**Brief:** Exact repetition of every entry is required.

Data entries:
● ● ● ● ● ● ●

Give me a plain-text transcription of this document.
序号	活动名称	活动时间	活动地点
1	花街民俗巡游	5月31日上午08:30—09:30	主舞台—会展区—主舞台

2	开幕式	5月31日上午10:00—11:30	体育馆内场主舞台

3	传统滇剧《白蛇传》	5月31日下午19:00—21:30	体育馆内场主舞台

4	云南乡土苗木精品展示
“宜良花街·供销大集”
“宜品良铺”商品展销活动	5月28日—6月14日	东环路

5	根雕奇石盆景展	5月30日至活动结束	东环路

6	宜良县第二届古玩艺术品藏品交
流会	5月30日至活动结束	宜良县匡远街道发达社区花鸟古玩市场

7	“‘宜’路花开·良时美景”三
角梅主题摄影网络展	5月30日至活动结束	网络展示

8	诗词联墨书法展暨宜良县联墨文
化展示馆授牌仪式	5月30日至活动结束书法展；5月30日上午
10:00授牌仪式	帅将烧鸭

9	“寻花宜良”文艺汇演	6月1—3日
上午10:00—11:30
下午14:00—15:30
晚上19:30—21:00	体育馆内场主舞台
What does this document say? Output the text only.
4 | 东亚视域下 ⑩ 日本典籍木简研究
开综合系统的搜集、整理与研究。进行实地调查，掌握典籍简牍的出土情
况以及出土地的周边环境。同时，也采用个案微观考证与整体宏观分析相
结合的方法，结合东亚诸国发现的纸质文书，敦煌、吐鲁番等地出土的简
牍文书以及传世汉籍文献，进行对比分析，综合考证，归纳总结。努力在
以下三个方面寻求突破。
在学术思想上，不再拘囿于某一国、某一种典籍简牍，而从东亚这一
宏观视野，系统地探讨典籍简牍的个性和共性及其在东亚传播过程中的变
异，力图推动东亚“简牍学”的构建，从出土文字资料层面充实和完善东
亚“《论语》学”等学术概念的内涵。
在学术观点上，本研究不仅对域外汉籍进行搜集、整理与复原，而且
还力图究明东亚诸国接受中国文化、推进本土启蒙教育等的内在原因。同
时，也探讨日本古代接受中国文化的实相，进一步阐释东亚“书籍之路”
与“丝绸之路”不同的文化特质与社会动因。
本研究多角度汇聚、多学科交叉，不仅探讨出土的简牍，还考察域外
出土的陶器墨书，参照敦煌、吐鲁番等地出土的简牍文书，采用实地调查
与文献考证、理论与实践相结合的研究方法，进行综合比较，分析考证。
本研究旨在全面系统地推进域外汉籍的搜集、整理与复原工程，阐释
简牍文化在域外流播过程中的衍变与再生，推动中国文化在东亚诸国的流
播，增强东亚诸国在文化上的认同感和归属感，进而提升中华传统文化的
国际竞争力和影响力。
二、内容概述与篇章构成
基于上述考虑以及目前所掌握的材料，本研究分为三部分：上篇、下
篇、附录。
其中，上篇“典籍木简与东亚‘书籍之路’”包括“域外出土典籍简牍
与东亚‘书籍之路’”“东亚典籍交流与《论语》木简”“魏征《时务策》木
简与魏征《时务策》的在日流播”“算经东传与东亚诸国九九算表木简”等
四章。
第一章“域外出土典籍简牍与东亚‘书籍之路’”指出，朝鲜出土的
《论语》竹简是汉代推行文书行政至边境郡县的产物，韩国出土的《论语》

● ● ● ● ● ● ●

**Result:**
Give me a plain-text transcription of this document.
序号	活动名称	活动时间	活动地点
1	花街民俗巡游	5月31日上午08:30—09:30	主舞台—会展区—主舞台

2	开幕式	5月31日上午10:00—11:30	体育馆内场主舞台

3	传统滇剧《白蛇传》	5月31日下午19:00—21:30	体育馆内场主舞台

4	云南乡土苗木精品展示
“宜良花街·供销大集”
“宜品良铺”商品展销活动	5月28日—6月14日	东环路

5	根雕奇石盆景展	5月30日至活动结束	东环路

6	宜良县第二届古玩艺术品藏品交
流会	5月30日至活动结束	宜良县匡远街道发达社区花鸟古玩市场

7	“‘宜’路花开·良时美景”三
角梅主题摄影网络展	5月30日至活动结束	网络展示

8	诗词联墨书法展暨宜良县联墨文
化展示馆授牌仪式	5月30日至活动结束书法展；5月30日上午
10:00授牌仪式	帅将烧鸭

9	“寻花宜良”文艺汇演	6月1—3日
上午10:00—11:30
下午14:00—15:30
晚上19:30—21:00	体育馆内场主舞台
What does this document say? Output the text only.
4 | 东亚视域下 ⑩ 日本典籍木简研究
开综合系统的搜集、整理与研究。进行实地调查，掌握典籍简牍的出土情
况以及出土地的周边环境。同时，也采用个案微观考证与整体宏观分析相
结合的方法，结合东亚诸国发现的纸质文书，敦煌、吐鲁番等地出土的简
牍文书以及传世汉籍文献，进行对比分析，综合考证，归纳总结。努力在
以下三个方面寻求突破。
在学术思想上，不再拘囿于某一国、某一种典籍简牍，而从东亚这一
宏观视野，系统地探讨典籍简牍的个性和共性及其在东亚传播过程中的变
异，力图推动东亚“简牍学”的构建，从出土文字资料层面充实和完善东
亚“《论语》学”等学术概念的内涵。
在学术观点上，本研究不仅对域外汉籍进行搜集、整理与复原，而且
还力图究明东亚诸国接受中国文化、推进本土启蒙教育等的内在原因。同
时，也探讨日本古代接受中国文化的实相，进一步阐释东亚“书籍之路”
与“丝绸之路”不同的文化特质与社会动因。
本研究多角度汇聚、多学科交叉，不仅探讨出土的简牍，还考察域外
出土的陶器墨书，参照敦煌、吐鲁番等地出土的简牍文书，采用实地调查
与文献考证、理论与实践相结合的研究方法，进行综合比较，分析考证。
本研究旨在全面系统地推进域外汉籍的搜集、整理与复原工程，阐释
简牍文化在域外流播过程中的衍变与再生，推动中国文化在东亚诸国的流
播，增强东亚诸国在文化上的认同感和归属感，进而提升中华传统文化的
国际竞争力和影响力。
二、内容概述与篇章构成
基于上述考虑以及目前所掌握的材料，本研究分为三部分：上篇、下
篇、附录。
其中，上篇“典籍木简与东亚‘书籍之路’”包括“域外出土典籍简牍
与东亚‘书籍之路’”“东亚典籍交流与《论语》木简”“魏征《时务策》木
简与魏征《时务策》的在日流播”“算经东传与东亚诸国九九算表木简”等
四章。
第一章“域外出土典籍简牍与东亚‘书籍之路’”指出，朝鲜出土的
《论语》竹简是汉代推行文书行政至边境郡县的产物，韩国出土的《论语》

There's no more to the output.